W 1995 roku Polskie Towarzystwo Nauczycieli opracowało Kodeks etyki nauczycielskiej, który nie został wprowadzony w życie. Centrum Edukacji Obywatelskiej we współpracy z Wyższą Szkołą Administracji Publicznej im. St. Staszica w Białymstoku, stworzyło projekt „Kodeks etyczny nauczyciela”, który również pozostaje na papierze.
Rodzi się zatem pytanie: czy nauczyciele potrzebują kodeksu etycznego na wzór Karty etycznej mediów, Zbioru zasad etyki adwokackiej czy Kodeksu etyki lekarskiej?
Kodeks etyki nauczycielskiej miałby pomóc nauczycielowi w rozstrzyganiu dylematów etycznych zawodu, któremu stawia się wysokie wymagania. Jednocześnie obserwuję, jak bardzo w ostatnich latach etos tego zawodu zmalał.
Zawód nauczyciela uważam za szczególnie ważny społecznie, obarczony niezwykłą misją do spełnienia. To na nauczycielu i wychowawcy spoczywa obowiązek nie tylko przekazania wiedzy, ale kształtowania młodego człowieka. Jan Paweł II zwraca uwagę na konieczność pojmowania wychowania jako rozwoju całej osoby, nie tylko jej zdolności intelektualnych, ale także rozwoju emocjonalnego i fizycznego. 1 To na nauczycielu spoczywa odpowiedzialność za rozwój ucznia. Jest to odpowiedzialność podwójna. Z jednej strony „za” ucznia, z drugiej strony „przed” - rodzicami, przed władzami oświatowymi i przed samym sobą, przed swoim sumieniem.

Dostępne wiersze:
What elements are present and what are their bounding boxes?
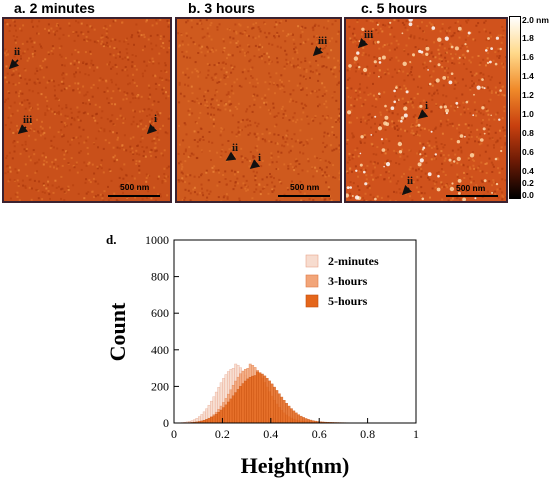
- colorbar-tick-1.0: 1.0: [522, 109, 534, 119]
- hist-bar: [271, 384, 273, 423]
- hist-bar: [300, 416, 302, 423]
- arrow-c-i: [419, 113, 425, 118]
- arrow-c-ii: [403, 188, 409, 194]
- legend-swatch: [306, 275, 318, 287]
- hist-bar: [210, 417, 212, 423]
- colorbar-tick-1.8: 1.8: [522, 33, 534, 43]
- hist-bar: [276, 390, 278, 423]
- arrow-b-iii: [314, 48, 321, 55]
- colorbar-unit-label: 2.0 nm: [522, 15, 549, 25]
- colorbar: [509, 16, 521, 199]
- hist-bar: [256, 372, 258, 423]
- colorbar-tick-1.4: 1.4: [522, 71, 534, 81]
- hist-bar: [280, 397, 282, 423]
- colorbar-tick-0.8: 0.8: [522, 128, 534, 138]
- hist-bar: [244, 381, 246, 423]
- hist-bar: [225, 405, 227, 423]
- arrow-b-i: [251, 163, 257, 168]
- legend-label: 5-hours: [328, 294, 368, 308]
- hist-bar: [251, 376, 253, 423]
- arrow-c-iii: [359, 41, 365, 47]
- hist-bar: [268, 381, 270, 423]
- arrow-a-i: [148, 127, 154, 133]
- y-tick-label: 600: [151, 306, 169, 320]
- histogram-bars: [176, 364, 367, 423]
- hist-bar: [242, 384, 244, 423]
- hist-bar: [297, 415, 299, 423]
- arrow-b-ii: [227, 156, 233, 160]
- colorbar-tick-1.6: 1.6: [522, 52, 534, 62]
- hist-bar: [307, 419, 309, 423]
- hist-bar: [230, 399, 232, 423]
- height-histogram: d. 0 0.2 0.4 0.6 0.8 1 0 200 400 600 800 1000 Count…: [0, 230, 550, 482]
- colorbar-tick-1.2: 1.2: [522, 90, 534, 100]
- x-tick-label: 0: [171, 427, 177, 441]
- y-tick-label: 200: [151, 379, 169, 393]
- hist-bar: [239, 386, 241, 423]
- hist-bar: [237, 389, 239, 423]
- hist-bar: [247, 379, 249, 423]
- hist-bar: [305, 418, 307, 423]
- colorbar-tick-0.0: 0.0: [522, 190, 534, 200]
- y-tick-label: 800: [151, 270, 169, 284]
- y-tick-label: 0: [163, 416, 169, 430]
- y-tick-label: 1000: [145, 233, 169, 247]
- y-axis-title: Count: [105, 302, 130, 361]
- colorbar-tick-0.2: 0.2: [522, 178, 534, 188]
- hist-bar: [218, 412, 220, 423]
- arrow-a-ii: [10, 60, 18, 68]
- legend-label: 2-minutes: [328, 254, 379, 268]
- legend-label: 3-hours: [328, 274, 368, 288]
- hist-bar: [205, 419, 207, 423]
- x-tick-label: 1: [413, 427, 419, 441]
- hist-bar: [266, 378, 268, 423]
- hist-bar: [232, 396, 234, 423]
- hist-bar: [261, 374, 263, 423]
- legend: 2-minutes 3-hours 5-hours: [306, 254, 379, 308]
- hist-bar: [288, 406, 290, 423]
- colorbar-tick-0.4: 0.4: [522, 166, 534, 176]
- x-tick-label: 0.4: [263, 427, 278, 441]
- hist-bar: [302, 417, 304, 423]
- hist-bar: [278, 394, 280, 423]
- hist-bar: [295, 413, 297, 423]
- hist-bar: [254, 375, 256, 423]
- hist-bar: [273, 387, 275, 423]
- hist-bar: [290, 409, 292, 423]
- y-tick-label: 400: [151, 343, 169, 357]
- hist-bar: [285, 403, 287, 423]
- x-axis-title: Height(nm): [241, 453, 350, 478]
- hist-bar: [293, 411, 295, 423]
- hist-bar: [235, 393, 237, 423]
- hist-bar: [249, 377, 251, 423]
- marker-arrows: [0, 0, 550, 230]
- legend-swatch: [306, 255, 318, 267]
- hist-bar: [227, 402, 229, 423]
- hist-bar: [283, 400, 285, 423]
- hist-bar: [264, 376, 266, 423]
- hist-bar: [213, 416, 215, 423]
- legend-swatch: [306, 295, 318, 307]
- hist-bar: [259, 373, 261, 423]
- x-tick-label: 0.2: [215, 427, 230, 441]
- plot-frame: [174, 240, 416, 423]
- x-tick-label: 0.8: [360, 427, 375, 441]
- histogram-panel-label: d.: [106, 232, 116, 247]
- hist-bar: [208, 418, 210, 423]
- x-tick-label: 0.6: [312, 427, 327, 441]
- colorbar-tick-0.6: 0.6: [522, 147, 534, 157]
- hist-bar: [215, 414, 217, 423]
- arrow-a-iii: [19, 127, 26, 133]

==

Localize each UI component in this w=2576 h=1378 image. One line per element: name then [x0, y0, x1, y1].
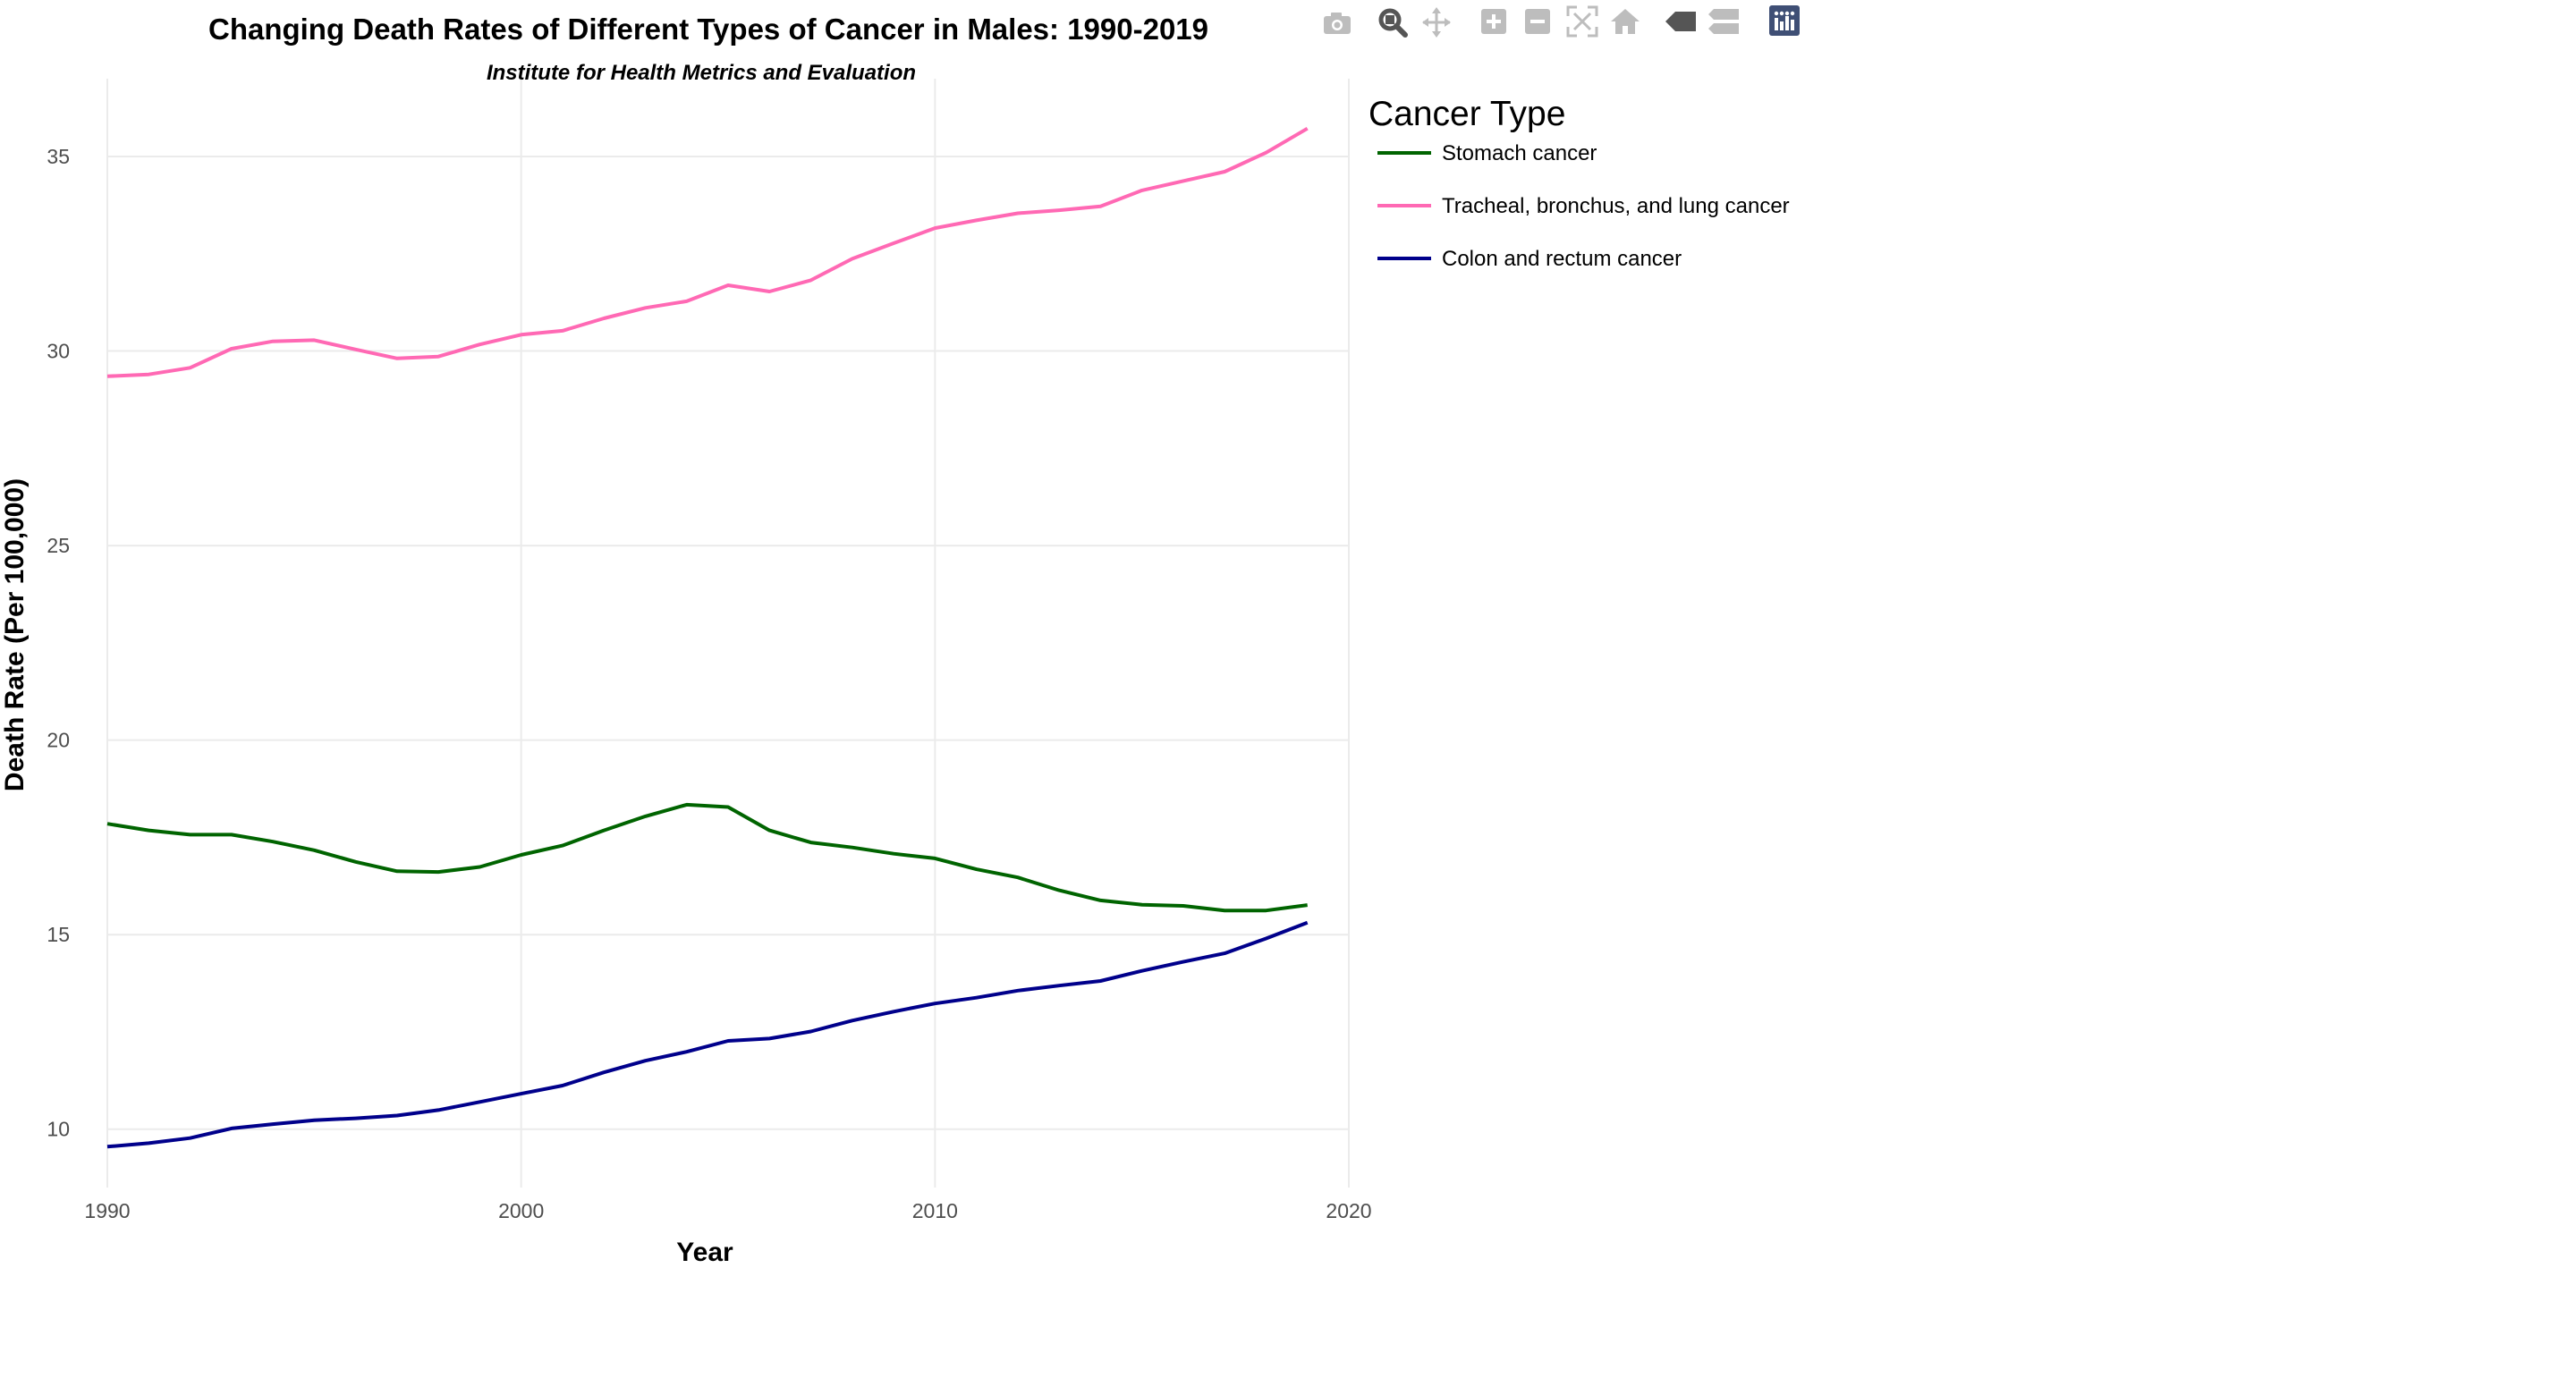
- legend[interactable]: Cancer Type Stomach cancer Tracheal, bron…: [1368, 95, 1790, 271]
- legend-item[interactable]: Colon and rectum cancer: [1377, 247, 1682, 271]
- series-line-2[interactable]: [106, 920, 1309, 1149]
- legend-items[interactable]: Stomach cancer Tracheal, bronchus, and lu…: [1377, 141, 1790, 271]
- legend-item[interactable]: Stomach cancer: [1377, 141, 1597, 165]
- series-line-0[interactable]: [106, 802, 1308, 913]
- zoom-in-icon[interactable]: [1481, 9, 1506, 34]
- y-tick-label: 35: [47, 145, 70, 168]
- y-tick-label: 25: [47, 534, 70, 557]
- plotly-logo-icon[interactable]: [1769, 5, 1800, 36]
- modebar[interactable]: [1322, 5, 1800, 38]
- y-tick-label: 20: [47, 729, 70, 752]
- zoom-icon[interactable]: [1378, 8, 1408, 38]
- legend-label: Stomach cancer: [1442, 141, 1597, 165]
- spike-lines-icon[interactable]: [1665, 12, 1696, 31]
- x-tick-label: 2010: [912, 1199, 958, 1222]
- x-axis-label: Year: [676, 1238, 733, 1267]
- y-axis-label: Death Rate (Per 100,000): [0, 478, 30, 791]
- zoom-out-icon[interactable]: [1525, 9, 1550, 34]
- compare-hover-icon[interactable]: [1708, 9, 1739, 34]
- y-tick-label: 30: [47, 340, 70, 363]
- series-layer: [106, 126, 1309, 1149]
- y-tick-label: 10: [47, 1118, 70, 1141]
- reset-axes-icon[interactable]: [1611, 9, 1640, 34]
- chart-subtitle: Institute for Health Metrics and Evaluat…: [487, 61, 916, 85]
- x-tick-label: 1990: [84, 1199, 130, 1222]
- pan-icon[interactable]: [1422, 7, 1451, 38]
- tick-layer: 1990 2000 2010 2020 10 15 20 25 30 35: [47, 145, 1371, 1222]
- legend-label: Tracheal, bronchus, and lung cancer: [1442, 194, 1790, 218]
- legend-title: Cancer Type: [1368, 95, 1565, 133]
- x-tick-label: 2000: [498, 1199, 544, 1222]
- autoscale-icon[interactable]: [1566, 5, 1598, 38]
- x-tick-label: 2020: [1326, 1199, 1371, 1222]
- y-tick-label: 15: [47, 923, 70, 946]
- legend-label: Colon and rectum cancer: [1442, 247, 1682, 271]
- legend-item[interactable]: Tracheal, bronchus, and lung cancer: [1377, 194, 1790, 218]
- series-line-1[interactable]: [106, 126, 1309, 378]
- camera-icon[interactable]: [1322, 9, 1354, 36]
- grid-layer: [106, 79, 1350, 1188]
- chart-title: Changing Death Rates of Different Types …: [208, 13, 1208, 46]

Zadania:
**A.** Przepisz dosłownie fragment tekstu o kodeksie etyki nauczycielskiej, zaczynając od słów „Rodzi się zatem” i kończąc na słowach „tego zawodu zmalał.”.
**B.** Powtórz bez żadnych zmian wiersze z pierwszego bloku, zaczynając od wiersza zawierającego „- colorbar-tick-1.0: 1.0: [522, 109, 534, 119]” i kończąc na wierszu zawierającym „- hist-bar: [266, 378, 268, 423]”, włącznie z oboma. Podaj tylko te wiersze.

Rozwiązania zadań:
**A.**
Rodzi się zatem pytanie: czy nauczyciele potrzebują kodeksu etycznego na wzór Karty etycznej mediów, Zbioru zasad etyki adwokackiej czy Kodeksu etyki lekarskiej?
Kodeks etyki nauczycielskiej miałby pomóc nauczycielowi w rozstrzyganiu dylematów etycznych zawodu, któremu stawia się wysokie wymagania. Jednocześnie obserwuję, jak bardzo w ostatnich latach etos tego zawodu zmalał.

**B.**
- colorbar-tick-1.0: 1.0: [522, 109, 534, 119]
- hist-bar: [271, 384, 273, 423]
- hist-bar: [300, 416, 302, 423]
- arrow-c-i: [419, 113, 425, 118]
- arrow-c-ii: [403, 188, 409, 194]
- legend-swatch: [306, 275, 318, 287]
- hist-bar: [210, 417, 212, 423]
- colorbar-tick-1.8: 1.8: [522, 33, 534, 43]
- hist-bar: [276, 390, 278, 423]
- arrow-b-iii: [314, 48, 321, 55]
- colorbar-unit-label: 2.0 nm: [522, 15, 549, 25]
- colorbar: [509, 16, 521, 199]
- hist-bar: [256, 372, 258, 423]
- colorbar-tick-1.4: 1.4: [522, 71, 534, 81]
- hist-bar: [280, 397, 282, 423]
- colorbar-tick-0.8: 0.8: [522, 128, 534, 138]
- hist-bar: [244, 381, 246, 423]
- hist-bar: [225, 405, 227, 423]
- arrow-b-i: [251, 163, 257, 168]
- legend-label: 5-hours: [328, 294, 368, 308]
- hist-bar: [251, 376, 253, 423]
- arrow-c-iii: [359, 41, 365, 47]
- hist-bar: [268, 381, 270, 423]
- arrow-a-i: [148, 127, 154, 133]
- y-tick-label: 600: [151, 306, 169, 320]
- histogram-bars: [176, 364, 367, 423]
- hist-bar: [242, 384, 244, 423]
- hist-bar: [297, 415, 299, 423]
- arrow-b-ii: [227, 156, 233, 160]
- colorbar-tick-1.6: 1.6: [522, 52, 534, 62]
- hist-bar: [307, 419, 309, 423]
- hist-bar: [230, 399, 232, 423]
- height-histogram: d. 0 0.2 0.4 0.6 0.8 1 0 200 400 600 800 1000 Count…: [0, 230, 550, 482]
- colorbar-tick-1.2: 1.2: [522, 90, 534, 100]
- x-tick-label: 0: [171, 427, 177, 441]
- y-tick-label: 200: [151, 379, 169, 393]
- hist-bar: [239, 386, 241, 423]
- hist-bar: [237, 389, 239, 423]
- hist-bar: [247, 379, 249, 423]
- hist-bar: [305, 418, 307, 423]
- colorbar-tick-0.0: 0.0: [522, 190, 534, 200]
- y-tick-label: 800: [151, 270, 169, 284]
- y-tick-label: 0: [163, 416, 169, 430]
- y-tick-label: 1000: [145, 233, 169, 247]
- y-axis-title: Count: [105, 302, 130, 361]
- colorbar-tick-0.2: 0.2: [522, 178, 534, 188]
- hist-bar: [218, 412, 220, 423]
- arrow-a-ii: [10, 60, 18, 68]
- legend-label: 2-minutes: [328, 254, 379, 268]
- legend-label: 3-hours: [328, 274, 368, 288]
- hist-bar: [205, 419, 207, 423]
- x-tick-label: 1: [413, 427, 419, 441]
- hist-bar: [266, 378, 268, 423]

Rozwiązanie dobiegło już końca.